*Exercise objective:*
Return each line of the items below word for word, but leave the pictures out of your answer.

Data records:
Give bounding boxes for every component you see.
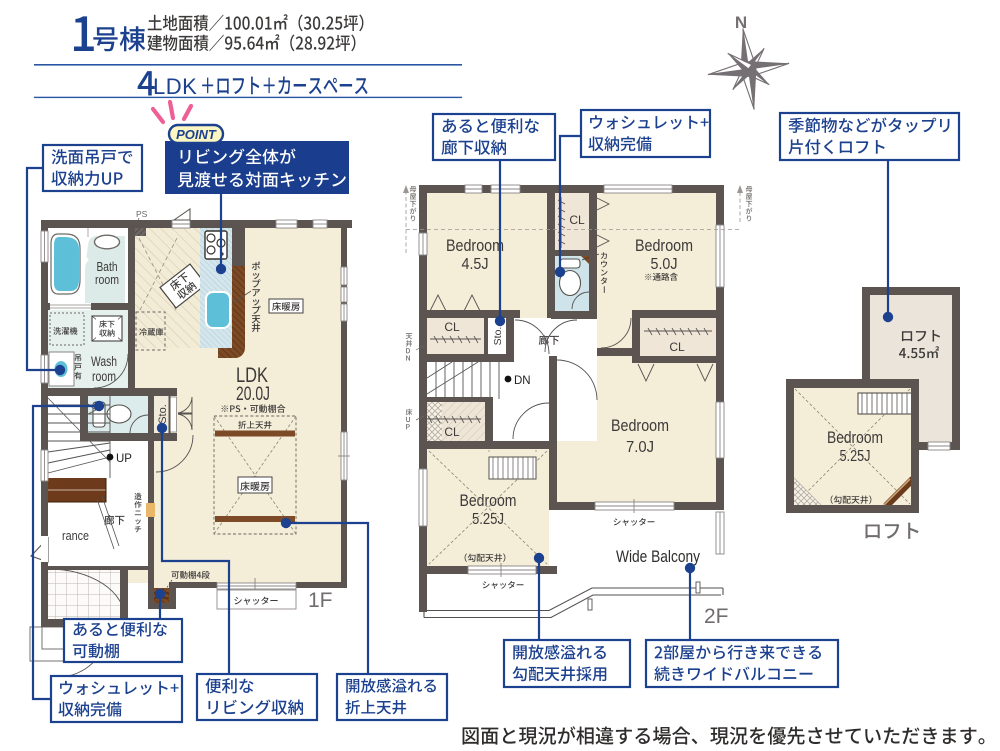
svg-text:POINT: POINT xyxy=(176,127,217,142)
svg-text:Wash: Wash xyxy=(91,354,117,369)
svg-text:CL: CL xyxy=(669,340,685,354)
svg-text:Bedroom: Bedroom xyxy=(827,429,883,447)
svg-text:Bedroom: Bedroom xyxy=(611,416,669,435)
svg-text:2F: 2F xyxy=(704,605,729,628)
svg-text:Sto.: Sto. xyxy=(157,404,169,424)
svg-text:CL: CL xyxy=(444,320,460,334)
svg-text:Wide Balcony: Wide Balcony xyxy=(616,547,700,566)
svg-text:20.0J: 20.0J xyxy=(236,384,270,405)
svg-text:Sto.: Sto. xyxy=(492,327,504,346)
svg-text:5.0J: 5.0J xyxy=(651,256,678,273)
svg-text:room: room xyxy=(92,369,116,384)
svg-text:CL: CL xyxy=(444,425,460,439)
svg-text:5.25J: 5.25J xyxy=(472,511,504,528)
svg-text:Bedroom: Bedroom xyxy=(446,236,504,255)
svg-text:5.25J: 5.25J xyxy=(840,448,871,465)
svg-text:Bedroom: Bedroom xyxy=(460,491,517,510)
svg-text:Bedroom: Bedroom xyxy=(635,236,693,255)
svg-text:N: N xyxy=(735,13,747,32)
svg-text:7.0J: 7.0J xyxy=(626,439,654,456)
svg-text:room: room xyxy=(95,273,119,287)
svg-text:CL: CL xyxy=(569,213,585,227)
svg-text:4.5J: 4.5J xyxy=(462,256,489,273)
svg-text:LDK: LDK xyxy=(153,74,197,99)
svg-text:DN: DN xyxy=(514,375,531,387)
svg-text:rance: rance xyxy=(62,529,89,543)
svg-text:UP: UP xyxy=(116,453,132,465)
svg-text:Bath: Bath xyxy=(97,260,118,274)
svg-text:PS: PS xyxy=(136,209,148,219)
svg-text:1F: 1F xyxy=(308,589,333,612)
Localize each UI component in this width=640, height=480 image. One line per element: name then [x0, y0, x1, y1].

*Answer below:*
Give bounding boxes for every component you see.
svg-text:POINT: POINT xyxy=(176,127,217,142)
svg-text:Wash: Wash xyxy=(91,354,117,369)
svg-text:CL: CL xyxy=(669,340,685,354)
svg-text:Bedroom: Bedroom xyxy=(827,429,883,447)
svg-text:Bedroom: Bedroom xyxy=(611,416,669,435)
svg-text:2F: 2F xyxy=(704,605,729,628)
svg-text:Sto.: Sto. xyxy=(157,404,169,424)
svg-text:CL: CL xyxy=(444,320,460,334)
svg-text:Wide Balcony: Wide Balcony xyxy=(616,547,700,566)
svg-text:20.0J: 20.0J xyxy=(236,384,270,405)
svg-text:Sto.: Sto. xyxy=(492,327,504,346)
svg-text:5.0J: 5.0J xyxy=(651,256,678,273)
svg-text:room: room xyxy=(92,369,116,384)
svg-text:CL: CL xyxy=(444,425,460,439)
svg-text:5.25J: 5.25J xyxy=(472,511,504,528)
svg-text:Bedroom: Bedroom xyxy=(446,236,504,255)
svg-text:5.25J: 5.25J xyxy=(840,448,871,465)
svg-text:Bedroom: Bedroom xyxy=(460,491,517,510)
svg-text:Bedroom: Bedroom xyxy=(635,236,693,255)
svg-text:N: N xyxy=(735,13,747,32)
svg-text:7.0J: 7.0J xyxy=(626,439,654,456)
svg-text:room: room xyxy=(95,273,119,287)
svg-text:CL: CL xyxy=(569,213,585,227)
svg-text:4.5J: 4.5J xyxy=(462,256,489,273)
svg-text:LDK: LDK xyxy=(153,74,197,99)
svg-text:DN: DN xyxy=(514,375,531,387)
svg-text:rance: rance xyxy=(62,529,89,543)
svg-text:UP: UP xyxy=(116,453,132,465)
svg-text:Bath: Bath xyxy=(97,260,118,274)
svg-text:PS: PS xyxy=(136,209,148,219)
svg-text:1F: 1F xyxy=(308,589,333,612)
Localize each UI component in this width=640, height=480 image. One line per element: name then [x0, y0, x1, y1].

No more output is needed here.